▶ [WRITTEN EXERCISE]: Reproduce every entry that follows word for word, but omit the images.

(Stored entries)
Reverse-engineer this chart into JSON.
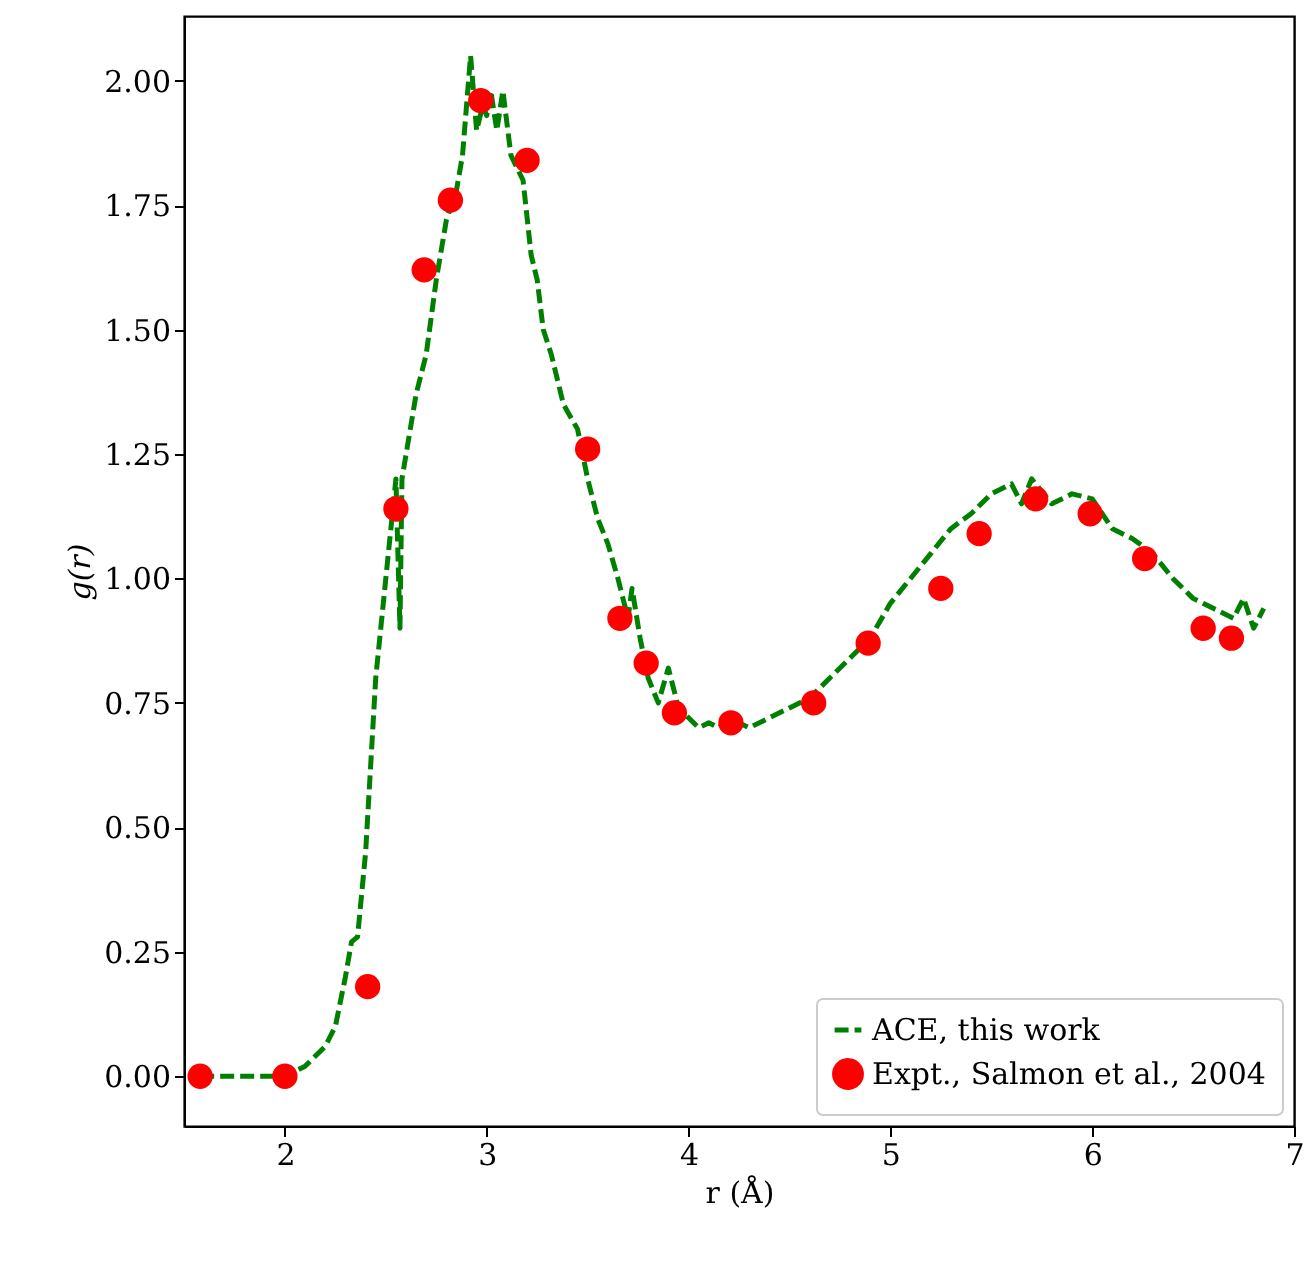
{
  "chart_data": {
    "type": "line",
    "xlabel": "r (Å)",
    "ylabel": "g(r)",
    "xlim": [
      1.5,
      7.0
    ],
    "xticks": [
      2,
      3,
      4,
      5,
      6,
      7
    ],
    "ylim": [
      -0.1,
      2.13
    ],
    "yticks": [
      {
        "value": 0,
        "label": "0.00"
      },
      0.25,
      {
        "value": 0.5,
        "label": "0.50"
      },
      0.75,
      {
        "value": 1,
        "label": "1.00"
      },
      1.25,
      {
        "value": 1.5,
        "label": "1.50"
      },
      1.75,
      {
        "value": 2,
        "label": "2.00"
      }
    ],
    "legend": "bottom right",
    "grid": false,
    "series": [
      {
        "name": "ACE, this work",
        "line_style": "dashed",
        "marker": "none",
        "color": "#008000",
        "x": [
          1.58,
          2.0,
          2.1,
          2.2,
          2.25,
          2.3,
          2.33,
          2.36,
          2.4,
          2.45,
          2.5,
          2.55,
          2.57,
          2.58,
          2.65,
          2.7,
          2.75,
          2.8,
          2.85,
          2.88,
          2.92,
          2.95,
          2.98,
          3.0,
          3.02,
          3.05,
          3.08,
          3.12,
          3.18,
          3.22,
          3.25,
          3.28,
          3.32,
          3.38,
          3.45,
          3.5,
          3.55,
          3.6,
          3.65,
          3.7,
          3.72,
          3.76,
          3.8,
          3.85,
          3.9,
          3.95,
          4.0,
          4.05,
          4.1,
          4.15,
          4.2,
          4.3,
          4.4,
          4.5,
          4.6,
          4.7,
          4.8,
          4.9,
          5.0,
          5.1,
          5.2,
          5.3,
          5.4,
          5.5,
          5.6,
          5.65,
          5.7,
          5.8,
          5.9,
          6.0,
          6.1,
          6.2,
          6.3,
          6.4,
          6.5,
          6.6,
          6.7,
          6.75,
          6.8,
          6.85
        ],
        "values": [
          0.0,
          0.0,
          0.02,
          0.06,
          0.1,
          0.2,
          0.27,
          0.28,
          0.45,
          0.8,
          1.0,
          1.2,
          0.9,
          1.2,
          1.37,
          1.45,
          1.6,
          1.72,
          1.78,
          1.85,
          2.05,
          1.9,
          1.95,
          1.93,
          1.98,
          1.9,
          1.98,
          1.85,
          1.8,
          1.65,
          1.6,
          1.5,
          1.45,
          1.35,
          1.3,
          1.2,
          1.12,
          1.07,
          1.0,
          0.92,
          0.98,
          0.88,
          0.8,
          0.75,
          0.82,
          0.74,
          0.72,
          0.7,
          0.71,
          0.7,
          0.72,
          0.7,
          0.72,
          0.74,
          0.76,
          0.8,
          0.84,
          0.88,
          0.95,
          1.0,
          1.05,
          1.1,
          1.13,
          1.17,
          1.19,
          1.15,
          1.2,
          1.15,
          1.17,
          1.16,
          1.1,
          1.08,
          1.05,
          1.0,
          0.96,
          0.94,
          0.92,
          0.96,
          0.9,
          0.94
        ]
      },
      {
        "name": "Expt., Salmon et al., 2004",
        "type": "scatter",
        "marker": "circle",
        "color": "#ff0000",
        "x": [
          1.58,
          2.0,
          2.41,
          2.55,
          2.69,
          2.82,
          2.97,
          3.2,
          3.5,
          3.66,
          3.79,
          3.93,
          4.21,
          4.62,
          4.89,
          5.25,
          5.44,
          5.72,
          5.99,
          6.26,
          6.55,
          6.69
        ],
        "values": [
          0.0,
          0.0,
          0.18,
          1.14,
          1.62,
          1.76,
          1.96,
          1.84,
          1.26,
          0.92,
          0.83,
          0.73,
          0.71,
          0.75,
          0.87,
          0.98,
          1.09,
          1.16,
          1.13,
          1.04,
          0.9,
          0.88
        ]
      }
    ]
  }
}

▶ [CORRECT ANSWER]:
Reverse-engineer this chart into JSON.
{
  "chart_data": {
    "type": "line",
    "xlabel": "r (Å)",
    "ylabel": "g(r)",
    "xlim": [
      1.5,
      7.0
    ],
    "xticks": [
      2,
      3,
      4,
      5,
      6,
      7
    ],
    "ylim": [
      -0.1,
      2.13
    ],
    "yticks": [
      {
        "value": 0,
        "label": "0.00"
      },
      0.25,
      {
        "value": 0.5,
        "label": "0.50"
      },
      0.75,
      {
        "value": 1,
        "label": "1.00"
      },
      1.25,
      {
        "value": 1.5,
        "label": "1.50"
      },
      1.75,
      {
        "value": 2,
        "label": "2.00"
      }
    ],
    "legend": "bottom right",
    "grid": false,
    "series": [
      {
        "name": "ACE, this work",
        "line_style": "dashed",
        "marker": "none",
        "color": "#008000",
        "x": [
          1.58,
          2.0,
          2.1,
          2.2,
          2.25,
          2.3,
          2.33,
          2.36,
          2.4,
          2.45,
          2.5,
          2.55,
          2.57,
          2.58,
          2.65,
          2.7,
          2.75,
          2.8,
          2.85,
          2.88,
          2.92,
          2.95,
          2.98,
          3.0,
          3.02,
          3.05,
          3.08,
          3.12,
          3.18,
          3.22,
          3.25,
          3.28,
          3.32,
          3.38,
          3.45,
          3.5,
          3.55,
          3.6,
          3.65,
          3.7,
          3.72,
          3.76,
          3.8,
          3.85,
          3.9,
          3.95,
          4.0,
          4.05,
          4.1,
          4.15,
          4.2,
          4.3,
          4.4,
          4.5,
          4.6,
          4.7,
          4.8,
          4.9,
          5.0,
          5.1,
          5.2,
          5.3,
          5.4,
          5.5,
          5.6,
          5.65,
          5.7,
          5.8,
          5.9,
          6.0,
          6.1,
          6.2,
          6.3,
          6.4,
          6.5,
          6.6,
          6.7,
          6.75,
          6.8,
          6.85
        ],
        "values": [
          0.0,
          0.0,
          0.02,
          0.06,
          0.1,
          0.2,
          0.27,
          0.28,
          0.45,
          0.8,
          1.0,
          1.2,
          0.9,
          1.2,
          1.37,
          1.45,
          1.6,
          1.72,
          1.78,
          1.85,
          2.05,
          1.9,
          1.95,
          1.93,
          1.98,
          1.9,
          1.98,
          1.85,
          1.8,
          1.65,
          1.6,
          1.5,
          1.45,
          1.35,
          1.3,
          1.2,
          1.12,
          1.07,
          1.0,
          0.92,
          0.98,
          0.88,
          0.8,
          0.75,
          0.82,
          0.74,
          0.72,
          0.7,
          0.71,
          0.7,
          0.72,
          0.7,
          0.72,
          0.74,
          0.76,
          0.8,
          0.84,
          0.88,
          0.95,
          1.0,
          1.05,
          1.1,
          1.13,
          1.17,
          1.19,
          1.15,
          1.2,
          1.15,
          1.17,
          1.16,
          1.1,
          1.08,
          1.05,
          1.0,
          0.96,
          0.94,
          0.92,
          0.96,
          0.9,
          0.94
        ]
      },
      {
        "name": "Expt., Salmon et al., 2004",
        "type": "scatter",
        "marker": "circle",
        "color": "#ff0000",
        "x": [
          1.58,
          2.0,
          2.41,
          2.55,
          2.69,
          2.82,
          2.97,
          3.2,
          3.5,
          3.66,
          3.79,
          3.93,
          4.21,
          4.62,
          4.89,
          5.25,
          5.44,
          5.72,
          5.99,
          6.26,
          6.55,
          6.69
        ],
        "values": [
          0.0,
          0.0,
          0.18,
          1.14,
          1.62,
          1.76,
          1.96,
          1.84,
          1.26,
          0.92,
          0.83,
          0.73,
          0.71,
          0.75,
          0.87,
          0.98,
          1.09,
          1.16,
          1.13,
          1.04,
          0.9,
          0.88
        ]
      }
    ]
  }
}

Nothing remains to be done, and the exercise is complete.